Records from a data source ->
-=-=-=-=-
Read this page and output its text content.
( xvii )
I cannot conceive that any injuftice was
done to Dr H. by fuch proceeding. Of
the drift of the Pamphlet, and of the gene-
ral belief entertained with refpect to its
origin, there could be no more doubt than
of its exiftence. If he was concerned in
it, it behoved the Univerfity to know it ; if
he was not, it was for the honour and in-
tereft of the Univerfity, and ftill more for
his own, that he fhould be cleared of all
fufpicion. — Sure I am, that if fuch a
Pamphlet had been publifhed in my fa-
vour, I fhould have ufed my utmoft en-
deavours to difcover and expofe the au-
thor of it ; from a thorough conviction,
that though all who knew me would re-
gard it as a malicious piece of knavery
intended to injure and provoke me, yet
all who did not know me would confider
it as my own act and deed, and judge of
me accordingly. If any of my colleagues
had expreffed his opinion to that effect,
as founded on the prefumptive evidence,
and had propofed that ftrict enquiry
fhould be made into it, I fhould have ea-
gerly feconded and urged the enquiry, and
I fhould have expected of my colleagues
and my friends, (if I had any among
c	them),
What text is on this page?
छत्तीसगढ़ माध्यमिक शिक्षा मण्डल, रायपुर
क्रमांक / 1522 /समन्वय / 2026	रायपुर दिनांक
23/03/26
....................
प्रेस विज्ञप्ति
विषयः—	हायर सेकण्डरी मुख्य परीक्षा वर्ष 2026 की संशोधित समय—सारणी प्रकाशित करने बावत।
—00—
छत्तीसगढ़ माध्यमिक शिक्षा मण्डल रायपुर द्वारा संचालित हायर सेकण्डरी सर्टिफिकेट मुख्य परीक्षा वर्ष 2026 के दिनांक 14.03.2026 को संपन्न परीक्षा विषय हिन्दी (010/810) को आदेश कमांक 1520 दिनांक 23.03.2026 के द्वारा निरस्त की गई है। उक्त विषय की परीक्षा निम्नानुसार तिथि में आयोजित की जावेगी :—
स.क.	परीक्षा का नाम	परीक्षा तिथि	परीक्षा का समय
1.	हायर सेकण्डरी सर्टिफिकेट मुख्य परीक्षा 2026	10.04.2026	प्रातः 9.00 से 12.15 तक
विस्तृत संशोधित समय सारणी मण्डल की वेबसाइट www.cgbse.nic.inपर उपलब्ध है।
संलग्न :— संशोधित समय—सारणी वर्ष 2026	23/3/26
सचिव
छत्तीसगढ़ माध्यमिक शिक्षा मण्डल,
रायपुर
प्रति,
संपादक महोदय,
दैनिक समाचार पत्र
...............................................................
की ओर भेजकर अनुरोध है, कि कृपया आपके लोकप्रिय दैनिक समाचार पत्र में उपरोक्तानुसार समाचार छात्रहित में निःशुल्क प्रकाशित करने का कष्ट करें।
-=-=-=-=-
To do -> Your task is to quote all of the data word for word.

Response for this exercise ->
Read this page and output its text content.
( xvii )
I cannot conceive that any injuftice was
done to Dr H. by fuch proceeding. Of
the drift of the Pamphlet, and of the gene-
ral belief entertained with refpect to its
origin, there could be no more doubt than
of its exiftence. If he was concerned in
it, it behoved the Univerfity to know it ; if
he was not, it was for the honour and in-
tereft of the Univerfity, and ftill more for
his own, that he fhould be cleared of all
fufpicion. — Sure I am, that if fuch a
Pamphlet had been publifhed in my fa-
vour, I fhould have ufed my utmoft en-
deavours to difcover and expofe the au-
thor of it ; from a thorough conviction,
that though all who knew me would re-
gard it as a malicious piece of knavery
intended to injure and provoke me, yet
all who did not know me would confider
it as my own act and deed, and judge of
me accordingly. If any of my colleagues
had expreffed his opinion to that effect,
as founded on the prefumptive evidence,
and had propofed that ftrict enquiry
fhould be made into it, I fhould have ea-
gerly feconded and urged the enquiry, and
I fhould have expected of my colleagues
and my friends, (if I had any among
c	them),
What text is on this page?
छत्तीसगढ़ माध्यमिक शिक्षा मण्डल, रायपुर
क्रमांक / 1522 /समन्वय / 2026	रायपुर दिनांक
23/03/26
....................
प्रेस विज्ञप्ति
विषयः—	हायर सेकण्डरी मुख्य परीक्षा वर्ष 2026 की संशोधित समय—सारणी प्रकाशित करने बावत।
—00—
छत्तीसगढ़ माध्यमिक शिक्षा मण्डल रायपुर द्वारा संचालित हायर सेकण्डरी सर्टिफिकेट मुख्य परीक्षा वर्ष 2026 के दिनांक 14.03.2026 को संपन्न परीक्षा विषय हिन्दी (010/810) को आदेश कमांक 1520 दिनांक 23.03.2026 के द्वारा निरस्त की गई है। उक्त विषय की परीक्षा निम्नानुसार तिथि में आयोजित की जावेगी :—
स.क.	परीक्षा का नाम	परीक्षा तिथि	परीक्षा का समय
1.	हायर सेकण्डरी सर्टिफिकेट मुख्य परीक्षा 2026	10.04.2026	प्रातः 9.00 से 12.15 तक
विस्तृत संशोधित समय सारणी मण्डल की वेबसाइट www.cgbse.nic.inपर उपलब्ध है।
संलग्न :— संशोधित समय—सारणी वर्ष 2026	23/3/26
सचिव
छत्तीसगढ़ माध्यमिक शिक्षा मण्डल,
रायपुर
प्रति,
संपादक महोदय,
दैनिक समाचार पत्र
...............................................................
की ओर भेजकर अनुरोध है, कि कृपया आपके लोकप्रिय दैनिक समाचार पत्र में उपरोक्तानुसार समाचार छात्रहित में निःशुल्क प्रकाशित करने का कष्ट करें।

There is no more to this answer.